▸ **DIRECTIONS FOR THIS TASK**
In the listing that follows, how many lines contain the string "Hauptstadt"? Provide only the number.

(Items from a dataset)
:::
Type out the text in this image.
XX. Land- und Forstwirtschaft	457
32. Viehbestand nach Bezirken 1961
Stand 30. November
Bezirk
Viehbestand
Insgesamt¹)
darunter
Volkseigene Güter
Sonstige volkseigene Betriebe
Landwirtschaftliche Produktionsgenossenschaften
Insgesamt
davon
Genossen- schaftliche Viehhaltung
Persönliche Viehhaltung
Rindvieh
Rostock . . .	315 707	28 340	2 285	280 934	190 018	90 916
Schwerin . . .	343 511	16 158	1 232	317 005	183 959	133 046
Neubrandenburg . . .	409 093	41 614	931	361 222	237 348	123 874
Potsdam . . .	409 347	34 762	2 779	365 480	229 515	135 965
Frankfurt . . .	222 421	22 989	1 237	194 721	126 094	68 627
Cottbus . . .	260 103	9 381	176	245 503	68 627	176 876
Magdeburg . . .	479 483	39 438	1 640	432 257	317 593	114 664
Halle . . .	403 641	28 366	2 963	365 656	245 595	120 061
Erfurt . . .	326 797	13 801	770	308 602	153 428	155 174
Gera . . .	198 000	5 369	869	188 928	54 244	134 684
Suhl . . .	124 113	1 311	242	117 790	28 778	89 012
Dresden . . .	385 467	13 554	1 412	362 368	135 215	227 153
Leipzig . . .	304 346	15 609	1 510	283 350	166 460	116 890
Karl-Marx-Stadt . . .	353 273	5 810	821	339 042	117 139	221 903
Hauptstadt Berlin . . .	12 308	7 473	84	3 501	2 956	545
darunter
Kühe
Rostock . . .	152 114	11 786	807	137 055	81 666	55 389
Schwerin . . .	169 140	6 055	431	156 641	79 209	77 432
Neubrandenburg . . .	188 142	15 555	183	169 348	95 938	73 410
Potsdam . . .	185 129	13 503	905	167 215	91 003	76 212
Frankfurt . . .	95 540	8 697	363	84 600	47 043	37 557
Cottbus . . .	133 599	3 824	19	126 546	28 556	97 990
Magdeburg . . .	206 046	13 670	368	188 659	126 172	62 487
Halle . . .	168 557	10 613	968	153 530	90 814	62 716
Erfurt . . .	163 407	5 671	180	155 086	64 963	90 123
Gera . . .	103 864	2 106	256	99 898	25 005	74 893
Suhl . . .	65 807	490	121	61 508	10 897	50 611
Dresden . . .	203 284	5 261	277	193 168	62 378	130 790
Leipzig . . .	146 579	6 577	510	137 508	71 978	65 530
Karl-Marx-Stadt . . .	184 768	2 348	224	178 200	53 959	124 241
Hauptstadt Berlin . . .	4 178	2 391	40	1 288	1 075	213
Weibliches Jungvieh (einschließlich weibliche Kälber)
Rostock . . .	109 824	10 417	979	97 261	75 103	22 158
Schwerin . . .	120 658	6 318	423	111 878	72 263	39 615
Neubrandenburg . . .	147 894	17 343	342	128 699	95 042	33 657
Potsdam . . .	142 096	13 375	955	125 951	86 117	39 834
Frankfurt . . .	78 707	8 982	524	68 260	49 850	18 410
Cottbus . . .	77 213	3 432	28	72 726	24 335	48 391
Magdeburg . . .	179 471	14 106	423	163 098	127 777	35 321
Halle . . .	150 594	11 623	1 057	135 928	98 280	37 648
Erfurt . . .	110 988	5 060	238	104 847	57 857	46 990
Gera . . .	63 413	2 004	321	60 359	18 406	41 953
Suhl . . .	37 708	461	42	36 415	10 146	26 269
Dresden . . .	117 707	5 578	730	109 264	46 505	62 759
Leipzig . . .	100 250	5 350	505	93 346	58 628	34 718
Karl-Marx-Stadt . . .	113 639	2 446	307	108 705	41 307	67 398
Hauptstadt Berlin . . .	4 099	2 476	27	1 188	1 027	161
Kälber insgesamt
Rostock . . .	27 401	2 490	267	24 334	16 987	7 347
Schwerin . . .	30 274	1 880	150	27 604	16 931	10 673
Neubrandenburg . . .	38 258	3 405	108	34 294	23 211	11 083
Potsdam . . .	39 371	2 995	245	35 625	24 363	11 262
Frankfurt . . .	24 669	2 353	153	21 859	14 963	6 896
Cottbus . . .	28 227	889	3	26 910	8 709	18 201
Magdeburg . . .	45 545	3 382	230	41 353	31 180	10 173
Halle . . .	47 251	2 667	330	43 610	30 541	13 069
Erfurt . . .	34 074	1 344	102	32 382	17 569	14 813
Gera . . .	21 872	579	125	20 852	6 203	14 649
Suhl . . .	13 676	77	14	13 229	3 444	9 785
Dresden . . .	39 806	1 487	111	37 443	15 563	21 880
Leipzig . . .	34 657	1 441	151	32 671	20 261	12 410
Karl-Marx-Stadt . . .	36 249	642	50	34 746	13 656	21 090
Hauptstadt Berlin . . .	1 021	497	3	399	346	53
:::
▸ **OUTPUT OF THE EXERCISE**
4